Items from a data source
────
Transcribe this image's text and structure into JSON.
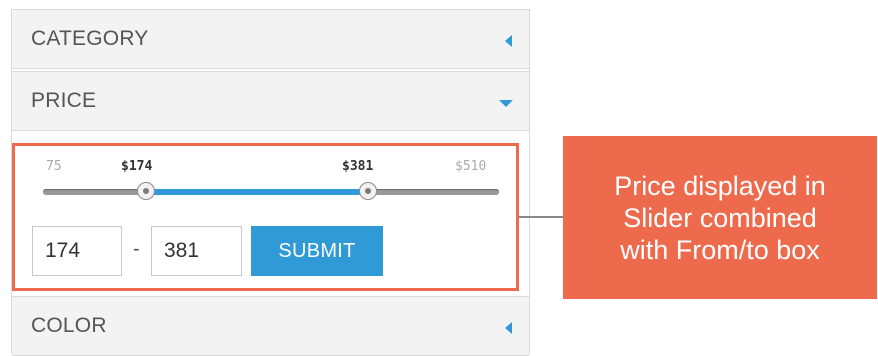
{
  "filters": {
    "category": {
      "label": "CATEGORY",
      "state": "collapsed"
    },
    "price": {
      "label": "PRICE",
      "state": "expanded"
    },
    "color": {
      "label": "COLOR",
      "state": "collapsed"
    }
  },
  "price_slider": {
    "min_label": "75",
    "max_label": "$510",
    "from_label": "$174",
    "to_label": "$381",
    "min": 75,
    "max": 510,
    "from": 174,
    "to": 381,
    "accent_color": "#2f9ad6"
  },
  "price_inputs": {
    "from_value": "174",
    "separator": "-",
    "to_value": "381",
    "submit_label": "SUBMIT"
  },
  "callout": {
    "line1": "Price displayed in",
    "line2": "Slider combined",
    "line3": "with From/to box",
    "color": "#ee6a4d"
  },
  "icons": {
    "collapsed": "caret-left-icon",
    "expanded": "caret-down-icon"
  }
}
────
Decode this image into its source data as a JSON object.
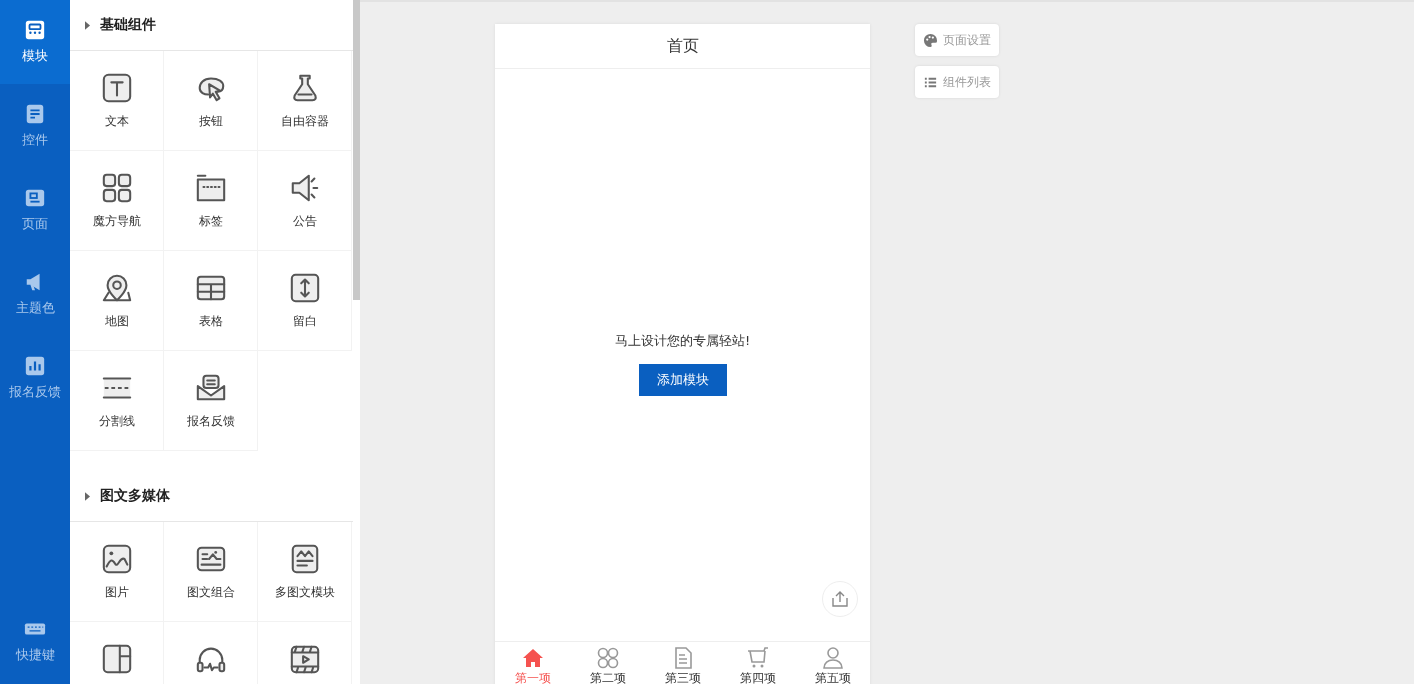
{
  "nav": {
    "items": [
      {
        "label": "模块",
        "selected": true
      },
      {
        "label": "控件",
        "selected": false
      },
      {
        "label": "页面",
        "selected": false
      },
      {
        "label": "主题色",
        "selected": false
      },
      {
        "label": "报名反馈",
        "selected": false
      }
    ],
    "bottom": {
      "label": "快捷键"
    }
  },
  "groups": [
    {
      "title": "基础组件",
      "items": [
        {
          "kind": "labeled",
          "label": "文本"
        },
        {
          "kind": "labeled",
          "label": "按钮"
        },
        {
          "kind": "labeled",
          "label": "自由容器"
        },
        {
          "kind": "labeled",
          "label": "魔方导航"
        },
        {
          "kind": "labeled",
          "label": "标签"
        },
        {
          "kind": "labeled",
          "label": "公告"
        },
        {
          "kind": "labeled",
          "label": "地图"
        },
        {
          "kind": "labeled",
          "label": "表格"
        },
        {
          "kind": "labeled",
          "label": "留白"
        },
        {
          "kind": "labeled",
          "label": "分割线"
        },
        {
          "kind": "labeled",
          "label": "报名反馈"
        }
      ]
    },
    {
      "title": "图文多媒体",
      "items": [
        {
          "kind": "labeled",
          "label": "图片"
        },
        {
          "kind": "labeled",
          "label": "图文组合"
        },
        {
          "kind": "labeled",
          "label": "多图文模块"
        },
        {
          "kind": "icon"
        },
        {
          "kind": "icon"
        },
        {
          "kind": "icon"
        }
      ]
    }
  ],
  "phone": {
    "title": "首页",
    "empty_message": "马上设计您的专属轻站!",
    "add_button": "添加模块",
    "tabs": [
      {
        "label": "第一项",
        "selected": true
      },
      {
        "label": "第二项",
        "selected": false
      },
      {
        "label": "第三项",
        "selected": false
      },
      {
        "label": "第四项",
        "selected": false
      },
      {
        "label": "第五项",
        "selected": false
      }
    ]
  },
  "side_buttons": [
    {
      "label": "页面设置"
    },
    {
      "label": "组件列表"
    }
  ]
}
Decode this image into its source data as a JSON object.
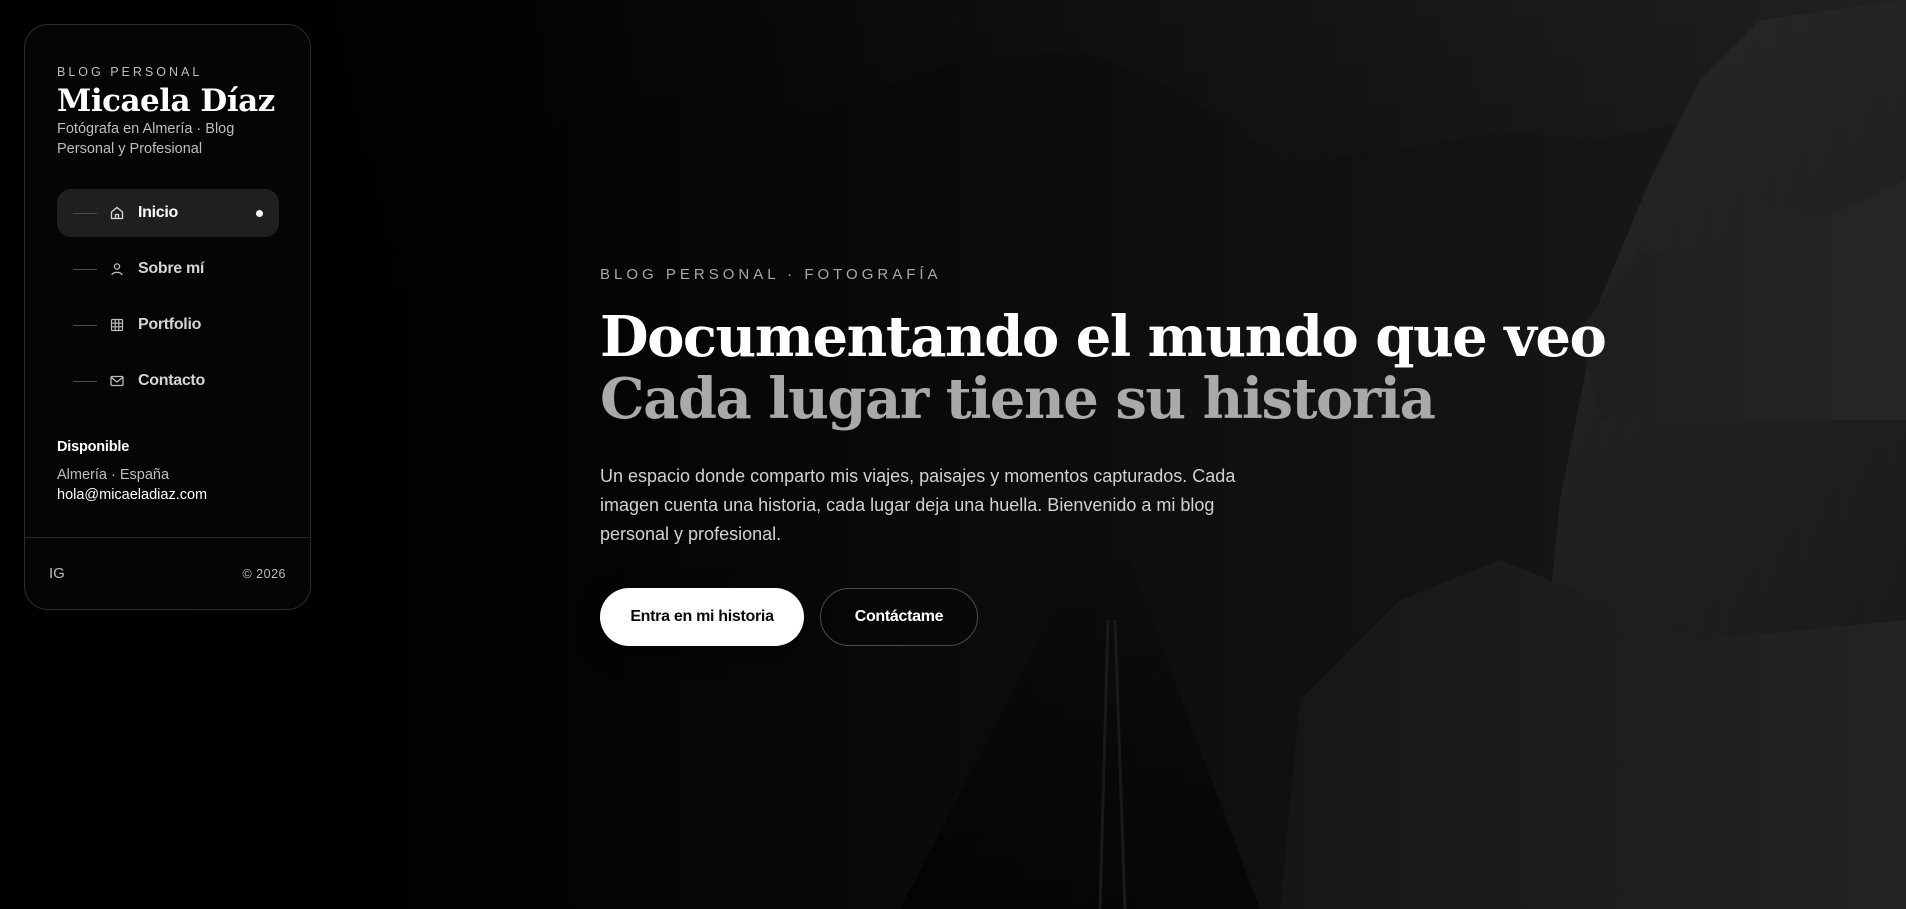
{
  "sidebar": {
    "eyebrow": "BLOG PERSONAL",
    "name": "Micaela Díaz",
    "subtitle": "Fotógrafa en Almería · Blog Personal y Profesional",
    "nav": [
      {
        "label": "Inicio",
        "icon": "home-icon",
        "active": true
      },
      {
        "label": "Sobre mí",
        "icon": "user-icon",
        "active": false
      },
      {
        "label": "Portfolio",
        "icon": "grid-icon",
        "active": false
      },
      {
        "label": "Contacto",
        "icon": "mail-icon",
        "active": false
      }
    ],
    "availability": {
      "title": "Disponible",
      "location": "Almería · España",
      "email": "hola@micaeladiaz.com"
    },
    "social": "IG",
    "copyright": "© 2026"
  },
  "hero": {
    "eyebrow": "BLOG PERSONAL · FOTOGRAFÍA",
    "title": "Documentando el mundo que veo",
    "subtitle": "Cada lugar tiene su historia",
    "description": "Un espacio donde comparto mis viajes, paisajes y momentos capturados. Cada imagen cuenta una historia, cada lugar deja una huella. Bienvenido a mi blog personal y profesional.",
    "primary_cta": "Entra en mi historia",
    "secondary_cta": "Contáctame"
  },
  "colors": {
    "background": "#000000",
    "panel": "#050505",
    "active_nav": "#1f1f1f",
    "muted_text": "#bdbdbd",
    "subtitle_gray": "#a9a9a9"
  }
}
────
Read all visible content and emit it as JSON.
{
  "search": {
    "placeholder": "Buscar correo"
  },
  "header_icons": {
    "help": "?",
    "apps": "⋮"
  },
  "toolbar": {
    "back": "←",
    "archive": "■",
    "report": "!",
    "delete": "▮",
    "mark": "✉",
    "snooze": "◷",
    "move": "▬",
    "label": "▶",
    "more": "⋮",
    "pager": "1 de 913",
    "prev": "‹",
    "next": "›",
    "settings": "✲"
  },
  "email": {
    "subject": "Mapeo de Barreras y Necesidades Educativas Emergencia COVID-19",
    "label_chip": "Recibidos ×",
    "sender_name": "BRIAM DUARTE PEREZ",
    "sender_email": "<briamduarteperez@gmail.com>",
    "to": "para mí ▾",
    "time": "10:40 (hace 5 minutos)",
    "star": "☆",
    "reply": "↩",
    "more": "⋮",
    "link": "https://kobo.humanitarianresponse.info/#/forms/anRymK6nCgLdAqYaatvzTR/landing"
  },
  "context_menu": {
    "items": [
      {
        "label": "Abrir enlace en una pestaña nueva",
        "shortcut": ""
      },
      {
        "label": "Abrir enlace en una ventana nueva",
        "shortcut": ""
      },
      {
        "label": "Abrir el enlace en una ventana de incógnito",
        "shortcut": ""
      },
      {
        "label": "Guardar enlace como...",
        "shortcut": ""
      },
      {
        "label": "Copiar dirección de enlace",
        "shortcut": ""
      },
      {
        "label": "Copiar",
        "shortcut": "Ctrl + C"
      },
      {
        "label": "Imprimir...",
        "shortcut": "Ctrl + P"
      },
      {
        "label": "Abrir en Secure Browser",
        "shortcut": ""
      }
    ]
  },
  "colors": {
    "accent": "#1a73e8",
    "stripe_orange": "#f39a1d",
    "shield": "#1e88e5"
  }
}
────
Report how many lines of the entries hold the word "eyebrow". Nothing else is needed.

* Completed task
2